— Start of Input data —

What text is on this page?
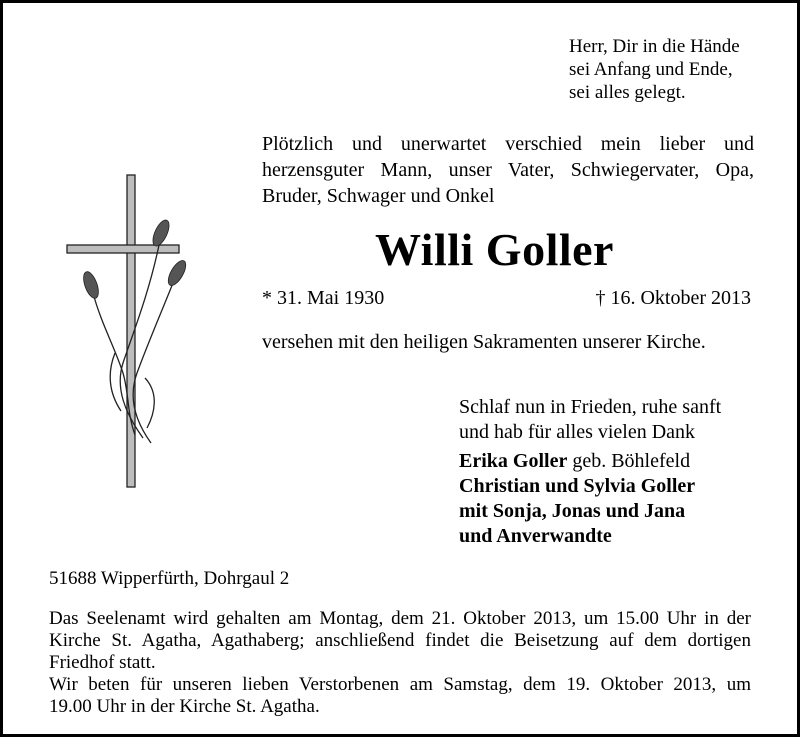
Herr, Dir in die Hände
sei Anfang und Ende,
sei alles gelegt.
Plötzlich und unerwartet verschied mein lieber und
herzensguter Mann, unser Vater, Schwiegervater, Opa,
Bruder, Schwager und Onkel
Willi Goller
* 31. Mai 1930	† 16. Oktober 2013
versehen mit den heiligen Sakramenten unserer Kirche.
Schlaf nun in Frieden, ruhe sanft
und hab für alles vielen Dank
Erika Goller geb. Böhlefeld
Christian und Sylvia Goller
mit Sonja, Jonas und Jana
und Anverwandte
51688 Wipperfürth, Dohrgaul 2
Das Seelenamt wird gehalten am Montag, dem 21. Oktober 2013, um 15.00 Uhr in der
Kirche St. Agatha, Agathaberg; anschließend findet die Beisetzung auf dem dortigen
Friedhof statt.
Wir beten für unseren lieben Verstorbenen am Samstag, dem 19. Oktober 2013, um
19.00 Uhr in der Kirche St. Agatha.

— End of Input data —

→ **Exercise prompt**:
Select every line in the records above that contains the word "Agatha".

→ **Task result**:
Kirche St. Agatha, Agathaberg; anschließend findet die Beisetzung auf dem dortigen
19.00 Uhr in der Kirche St. Agatha.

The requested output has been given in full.